STATED PROBLEM =
Where a line in the listing below contains the word "text", copy that line.

[Records from a data collection]
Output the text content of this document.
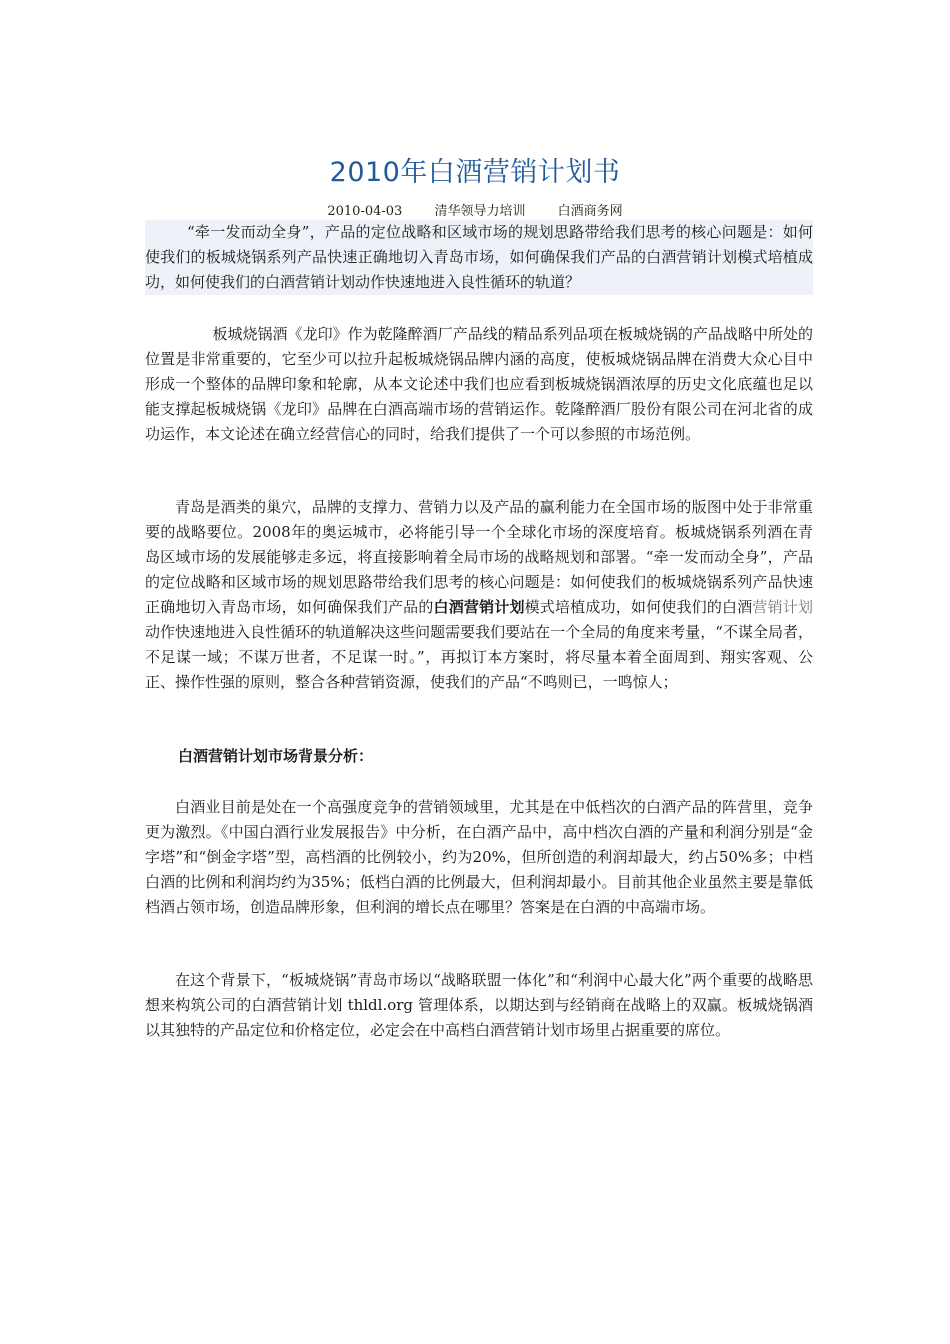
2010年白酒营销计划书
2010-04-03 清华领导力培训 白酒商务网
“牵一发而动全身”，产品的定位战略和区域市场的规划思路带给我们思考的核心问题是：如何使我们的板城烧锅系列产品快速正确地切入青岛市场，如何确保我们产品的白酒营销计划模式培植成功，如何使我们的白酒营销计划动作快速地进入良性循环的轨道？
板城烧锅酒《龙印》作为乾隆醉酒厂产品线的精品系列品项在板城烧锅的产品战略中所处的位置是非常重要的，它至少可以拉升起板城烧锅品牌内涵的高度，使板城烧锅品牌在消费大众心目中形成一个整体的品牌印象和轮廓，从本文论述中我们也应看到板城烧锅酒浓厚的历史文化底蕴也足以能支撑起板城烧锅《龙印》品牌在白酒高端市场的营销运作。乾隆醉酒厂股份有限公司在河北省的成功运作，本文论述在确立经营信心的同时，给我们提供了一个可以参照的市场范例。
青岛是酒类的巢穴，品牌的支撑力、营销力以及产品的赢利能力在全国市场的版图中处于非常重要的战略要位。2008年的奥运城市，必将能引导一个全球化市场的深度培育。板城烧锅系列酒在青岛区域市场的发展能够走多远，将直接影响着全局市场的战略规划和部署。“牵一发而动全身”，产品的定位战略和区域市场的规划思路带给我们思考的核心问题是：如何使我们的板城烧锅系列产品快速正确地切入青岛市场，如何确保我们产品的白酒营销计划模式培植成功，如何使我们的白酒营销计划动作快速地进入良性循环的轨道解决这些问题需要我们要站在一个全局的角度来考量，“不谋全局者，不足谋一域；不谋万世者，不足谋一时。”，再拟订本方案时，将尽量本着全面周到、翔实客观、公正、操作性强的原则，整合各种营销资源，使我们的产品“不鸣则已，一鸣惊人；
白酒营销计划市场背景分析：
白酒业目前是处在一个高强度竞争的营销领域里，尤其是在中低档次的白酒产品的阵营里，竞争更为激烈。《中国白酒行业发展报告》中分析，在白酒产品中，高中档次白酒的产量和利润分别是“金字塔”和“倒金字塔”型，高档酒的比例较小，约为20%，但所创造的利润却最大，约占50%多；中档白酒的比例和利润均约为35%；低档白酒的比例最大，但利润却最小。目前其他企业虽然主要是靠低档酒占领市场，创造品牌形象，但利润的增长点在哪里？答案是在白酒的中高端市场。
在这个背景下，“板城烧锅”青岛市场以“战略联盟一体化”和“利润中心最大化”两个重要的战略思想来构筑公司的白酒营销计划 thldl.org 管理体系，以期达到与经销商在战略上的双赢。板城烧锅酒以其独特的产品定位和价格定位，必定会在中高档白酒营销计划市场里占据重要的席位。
...
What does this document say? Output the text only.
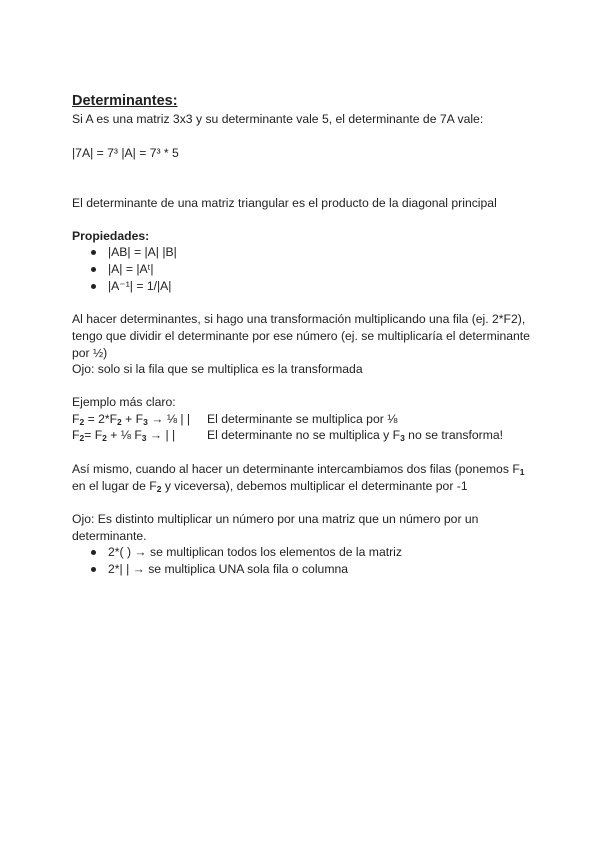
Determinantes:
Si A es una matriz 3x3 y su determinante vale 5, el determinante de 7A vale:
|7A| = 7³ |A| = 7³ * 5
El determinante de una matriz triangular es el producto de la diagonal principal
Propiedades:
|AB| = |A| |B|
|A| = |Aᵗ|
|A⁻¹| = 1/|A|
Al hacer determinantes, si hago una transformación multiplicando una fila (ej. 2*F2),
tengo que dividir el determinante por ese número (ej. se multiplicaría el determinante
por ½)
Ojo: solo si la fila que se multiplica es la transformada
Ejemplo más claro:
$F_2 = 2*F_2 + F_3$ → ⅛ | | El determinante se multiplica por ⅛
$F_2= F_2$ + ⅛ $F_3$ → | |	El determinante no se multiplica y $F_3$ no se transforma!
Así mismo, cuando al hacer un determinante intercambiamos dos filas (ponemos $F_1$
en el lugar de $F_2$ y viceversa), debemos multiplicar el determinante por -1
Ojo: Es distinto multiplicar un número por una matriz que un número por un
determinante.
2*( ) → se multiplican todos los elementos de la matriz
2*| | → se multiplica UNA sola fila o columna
...
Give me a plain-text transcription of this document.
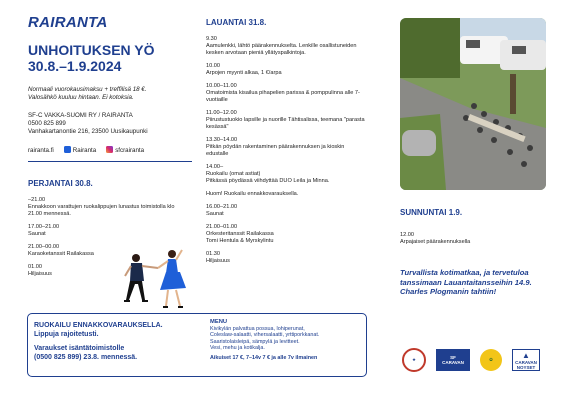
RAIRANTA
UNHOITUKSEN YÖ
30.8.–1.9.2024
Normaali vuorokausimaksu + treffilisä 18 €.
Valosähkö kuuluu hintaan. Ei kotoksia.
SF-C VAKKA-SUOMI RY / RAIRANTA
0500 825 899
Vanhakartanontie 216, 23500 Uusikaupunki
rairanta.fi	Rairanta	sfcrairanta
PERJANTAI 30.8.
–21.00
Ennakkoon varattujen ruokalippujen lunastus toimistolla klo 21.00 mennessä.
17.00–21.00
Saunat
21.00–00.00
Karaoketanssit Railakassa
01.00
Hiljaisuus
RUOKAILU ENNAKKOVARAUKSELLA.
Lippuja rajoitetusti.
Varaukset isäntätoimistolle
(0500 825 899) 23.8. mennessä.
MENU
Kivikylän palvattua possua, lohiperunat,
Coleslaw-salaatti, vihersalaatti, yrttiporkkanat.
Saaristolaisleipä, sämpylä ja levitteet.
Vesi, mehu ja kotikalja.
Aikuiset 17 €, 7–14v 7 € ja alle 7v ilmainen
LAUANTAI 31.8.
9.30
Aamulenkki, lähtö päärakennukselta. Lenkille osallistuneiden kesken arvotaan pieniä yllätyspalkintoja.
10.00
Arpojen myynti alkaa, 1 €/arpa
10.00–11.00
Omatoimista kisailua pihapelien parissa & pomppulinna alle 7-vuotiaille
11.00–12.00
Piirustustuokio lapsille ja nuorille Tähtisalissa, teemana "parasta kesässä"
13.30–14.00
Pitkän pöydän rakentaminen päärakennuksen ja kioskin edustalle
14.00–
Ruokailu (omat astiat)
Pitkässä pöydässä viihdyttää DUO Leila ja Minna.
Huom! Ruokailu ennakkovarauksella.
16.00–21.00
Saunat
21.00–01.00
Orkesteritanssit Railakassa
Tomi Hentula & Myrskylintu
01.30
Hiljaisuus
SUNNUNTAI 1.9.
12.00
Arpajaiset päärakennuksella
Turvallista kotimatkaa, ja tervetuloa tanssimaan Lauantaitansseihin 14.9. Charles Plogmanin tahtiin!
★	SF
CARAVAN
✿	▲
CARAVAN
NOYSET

RESULT =
Output the text content of this document.
What does this document say? Output the text only.
Give me a plain-text transcription of this document.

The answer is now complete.